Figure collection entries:
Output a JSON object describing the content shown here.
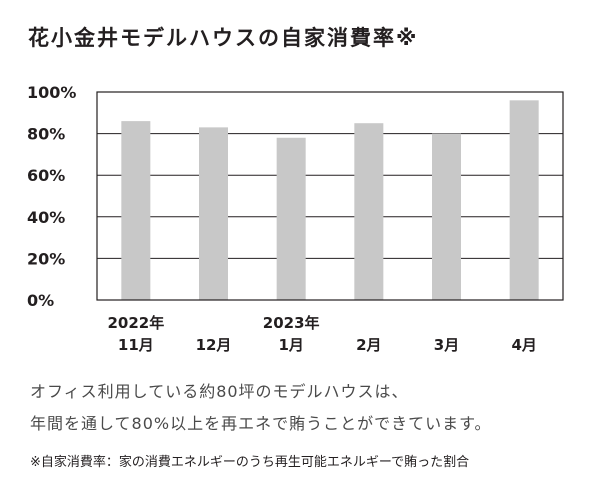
{
  "chart_data": {
    "type": "bar",
    "title": "花小金井モデルハウスの自家消費率※",
    "categories": [
      {
        "line1": "2022年",
        "line2": "11月"
      },
      {
        "line1": "",
        "line2": "12月"
      },
      {
        "line1": "2023年",
        "line2": "1月"
      },
      {
        "line1": "",
        "line2": "2月"
      },
      {
        "line1": "",
        "line2": "3月"
      },
      {
        "line1": "",
        "line2": "4月"
      }
    ],
    "values": [
      86,
      83,
      78,
      85,
      80,
      96
    ],
    "ylim": [
      0,
      100
    ],
    "yticks": [
      "0%",
      "20%",
      "40%",
      "60%",
      "80%",
      "100%"
    ],
    "grid": true,
    "bar_color": "#c8c8c8",
    "grid_color": "#231f20"
  },
  "description": {
    "line1": "オフィス利用している約80坪のモデルハウスは、",
    "line2": "年間を通して80%以上を再エネで賄うことができています。"
  },
  "footnote": "※自家消費率：家の消費エネルギーのうち再生可能エネルギーで賄った割合"
}
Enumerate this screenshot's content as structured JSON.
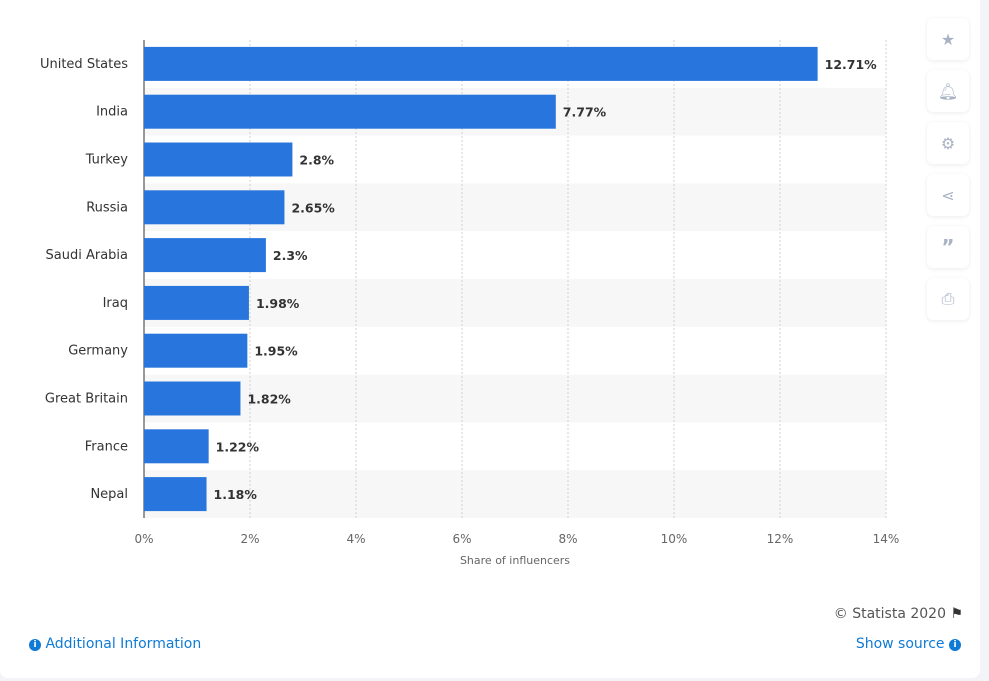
{
  "chart_data": {
    "type": "bar",
    "orientation": "horizontal",
    "categories": [
      "United States",
      "India",
      "Turkey",
      "Russia",
      "Saudi Arabia",
      "Iraq",
      "Germany",
      "Great Britain",
      "France",
      "Nepal"
    ],
    "values": [
      12.71,
      7.77,
      2.8,
      2.65,
      2.3,
      1.98,
      1.95,
      1.82,
      1.22,
      1.18
    ],
    "data_labels": [
      "12.71%",
      "7.77%",
      "2.8%",
      "2.65%",
      "2.3%",
      "1.98%",
      "1.95%",
      "1.82%",
      "1.22%",
      "1.18%"
    ],
    "xlabel": "Share of influencers",
    "ylabel": "",
    "xlim": [
      0,
      14
    ],
    "x_ticks": [
      "0%",
      "2%",
      "4%",
      "6%",
      "8%",
      "10%",
      "12%",
      "14%"
    ],
    "grid": true,
    "bar_color": "#2876dd"
  },
  "toolbar": {
    "icons": [
      "star-icon",
      "bell-icon",
      "gear-icon",
      "share-icon",
      "quote-icon",
      "print-icon"
    ]
  },
  "footer": {
    "credit": "© Statista 2020",
    "additional_info": "Additional Information",
    "show_source": "Show source"
  }
}
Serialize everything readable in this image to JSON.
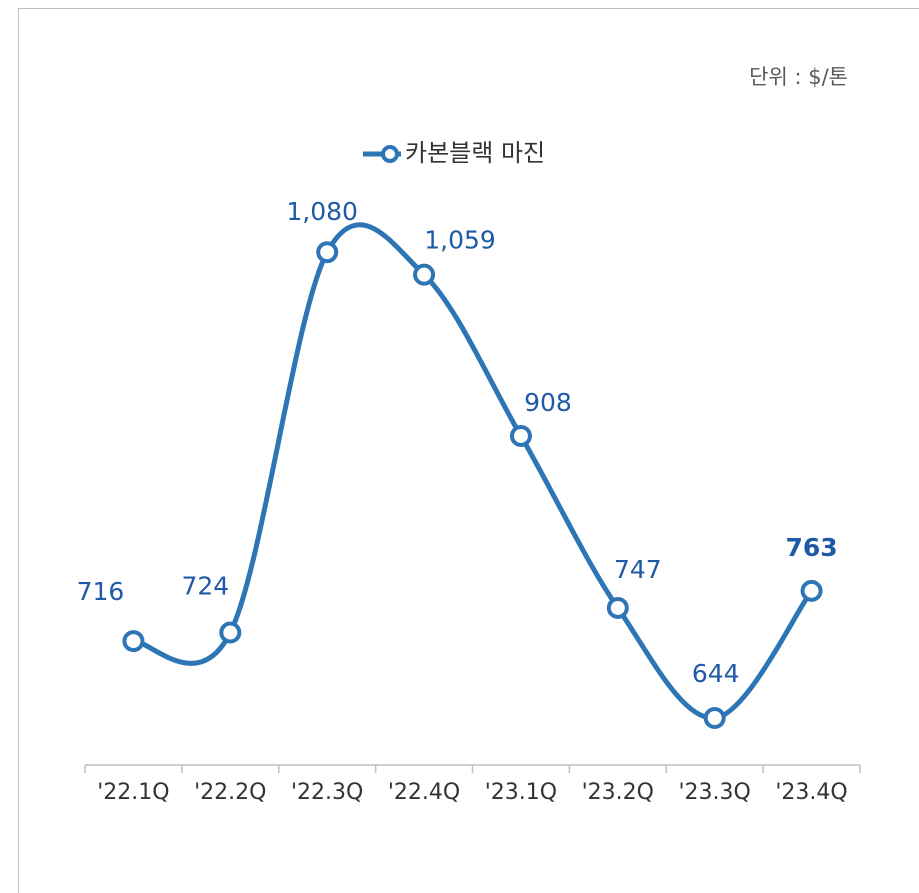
{
  "chart_data": {
    "type": "line",
    "annotation": "단위 : $/톤",
    "categories": [
      "'22.1Q",
      "'22.2Q",
      "'22.3Q",
      "'22.4Q",
      "'23.1Q",
      "'23.2Q",
      "'23.3Q",
      "'23.4Q"
    ],
    "series": [
      {
        "name": "카본블랙 마진",
        "color": "#2e75b6",
        "values": [
          716,
          724,
          1080,
          1059,
          908,
          747,
          644,
          763
        ],
        "value_labels": [
          "716",
          "724",
          "1,080",
          "1,059",
          "908",
          "747",
          "644",
          "763"
        ]
      }
    ],
    "ylim": [
      600,
      1200
    ]
  }
}
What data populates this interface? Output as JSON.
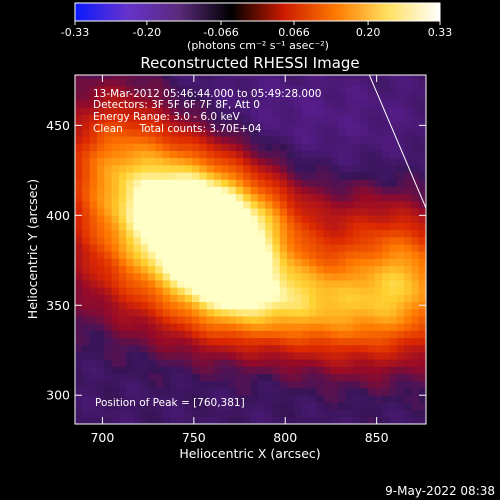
{
  "chart_data": {
    "type": "heatmap",
    "title": "Reconstructed RHESSI Image",
    "xlabel": "Heliocentric X (arcsec)",
    "ylabel": "Heliocentric Y (arcsec)",
    "xlim": [
      685,
      877
    ],
    "ylim": [
      284,
      478
    ],
    "x_ticks": [
      700,
      750,
      800,
      850
    ],
    "y_ticks": [
      300,
      350,
      400,
      450
    ],
    "colorbar": {
      "label": "(photons cm⁻² s⁻¹ asec⁻²)",
      "ticks": [
        "-0.33",
        "-0.20",
        "-0.066",
        "0.066",
        "0.20",
        "0.33"
      ],
      "range": [
        -0.33,
        0.33
      ],
      "colors": [
        "#0a1aff",
        "#6633cc",
        "#5a2a7a",
        "#000000",
        "#cc1a00",
        "#ff7a00",
        "#ffe060",
        "#ffffff"
      ]
    },
    "annotations": {
      "time_range": "13-Mar-2012 05:46:44.000 to 05:49:28.000",
      "detectors": "Detectors: 3F 5F 6F 7F 8F, Att 0",
      "energy": "Energy Range: 3.0 - 6.0 keV",
      "method": "Clean     Total counts: 3.70E+04",
      "peak": "Position of Peak = [760,381]"
    },
    "peak": [
      760,
      381
    ],
    "limb_line": [
      [
        846,
        478
      ],
      [
        877,
        404
      ]
    ]
  },
  "footer": {
    "date": "9-May-2022 08:38"
  }
}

> Problem to solve: Give the data above again in full and unchanged, skipping the pictures.

> Exercise result:
Output a JSON object describing the content shown here.
{
  "chart_data": {
    "type": "bar",
    "title": "花小金井モデルハウスの自家消費率※",
    "categories": [
      {
        "line1": "2022年",
        "line2": "11月"
      },
      {
        "line1": "",
        "line2": "12月"
      },
      {
        "line1": "2023年",
        "line2": "1月"
      },
      {
        "line1": "",
        "line2": "2月"
      },
      {
        "line1": "",
        "line2": "3月"
      },
      {
        "line1": "",
        "line2": "4月"
      }
    ],
    "values": [
      86,
      83,
      78,
      85,
      80,
      96
    ],
    "ylim": [
      0,
      100
    ],
    "yticks": [
      "0%",
      "20%",
      "40%",
      "60%",
      "80%",
      "100%"
    ],
    "grid": true,
    "bar_color": "#c8c8c8",
    "grid_color": "#231f20"
  },
  "description": {
    "line1": "オフィス利用している約80坪のモデルハウスは、",
    "line2": "年間を通して80%以上を再エネで賄うことができています。"
  },
  "footnote": "※自家消費率：家の消費エネルギーのうち再生可能エネルギーで賄った割合"
}
Enumerate this screenshot's content as structured JSON.
{
  "chart_data": {
    "type": "bar",
    "orientation": "horizontal",
    "categories": [
      "United States",
      "India",
      "Turkey",
      "Russia",
      "Saudi Arabia",
      "Iraq",
      "Germany",
      "Great Britain",
      "France",
      "Nepal"
    ],
    "values": [
      12.71,
      7.77,
      2.8,
      2.65,
      2.3,
      1.98,
      1.95,
      1.82,
      1.22,
      1.18
    ],
    "data_labels": [
      "12.71%",
      "7.77%",
      "2.8%",
      "2.65%",
      "2.3%",
      "1.98%",
      "1.95%",
      "1.82%",
      "1.22%",
      "1.18%"
    ],
    "xlabel": "Share of influencers",
    "ylabel": "",
    "xlim": [
      0,
      14
    ],
    "x_ticks": [
      "0%",
      "2%",
      "4%",
      "6%",
      "8%",
      "10%",
      "12%",
      "14%"
    ],
    "grid": true,
    "bar_color": "#2876dd"
  },
  "toolbar": {
    "icons": [
      "star-icon",
      "bell-icon",
      "gear-icon",
      "share-icon",
      "quote-icon",
      "print-icon"
    ]
  },
  "footer": {
    "credit": "© Statista 2020",
    "additional_info": "Additional Information",
    "show_source": "Show source"
  }
}
Serialize everything readable in this image to JSON.
{
  "chart_data": {
    "type": "line",
    "annotation": "단위 : $/톤",
    "categories": [
      "'22.1Q",
      "'22.2Q",
      "'22.3Q",
      "'22.4Q",
      "'23.1Q",
      "'23.2Q",
      "'23.3Q",
      "'23.4Q"
    ],
    "series": [
      {
        "name": "카본블랙 마진",
        "color": "#2e75b6",
        "values": [
          716,
          724,
          1080,
          1059,
          908,
          747,
          644,
          763
        ],
        "value_labels": [
          "716",
          "724",
          "1,080",
          "1,059",
          "908",
          "747",
          "644",
          "763"
        ]
      }
    ],
    "ylim": [
      600,
      1200
    ]
  }
}
What data populates this interface? Output as JSON.
{
  "chart_data": {
    "type": "heatmap",
    "title": "Reconstructed RHESSI Image",
    "xlabel": "Heliocentric X (arcsec)",
    "ylabel": "Heliocentric Y (arcsec)",
    "xlim": [
      685,
      877
    ],
    "ylim": [
      284,
      478
    ],
    "x_ticks": [
      700,
      750,
      800,
      850
    ],
    "y_ticks": [
      300,
      350,
      400,
      450
    ],
    "colorbar": {
      "label": "(photons cm⁻² s⁻¹ asec⁻²)",
      "ticks": [
        "-0.33",
        "-0.20",
        "-0.066",
        "0.066",
        "0.20",
        "0.33"
      ],
      "range": [
        -0.33,
        0.33
      ],
      "colors": [
        "#0a1aff",
        "#6633cc",
        "#5a2a7a",
        "#000000",
        "#cc1a00",
        "#ff7a00",
        "#ffe060",
        "#ffffff"
      ]
    },
    "annotations": {
      "time_range": "13-Mar-2012 05:46:44.000 to 05:49:28.000",
      "detectors": "Detectors: 3F 5F 6F 7F 8F, Att 0",
      "energy": "Energy Range: 3.0 - 6.0 keV",
      "method": "Clean     Total counts: 3.70E+04",
      "peak": "Position of Peak = [760,381]"
    },
    "peak": [
      760,
      381
    ],
    "limb_line": [
      [
        846,
        478
      ],
      [
        877,
        404
      ]
    ]
  },
  "footer": {
    "date": "9-May-2022 08:38"
  }
}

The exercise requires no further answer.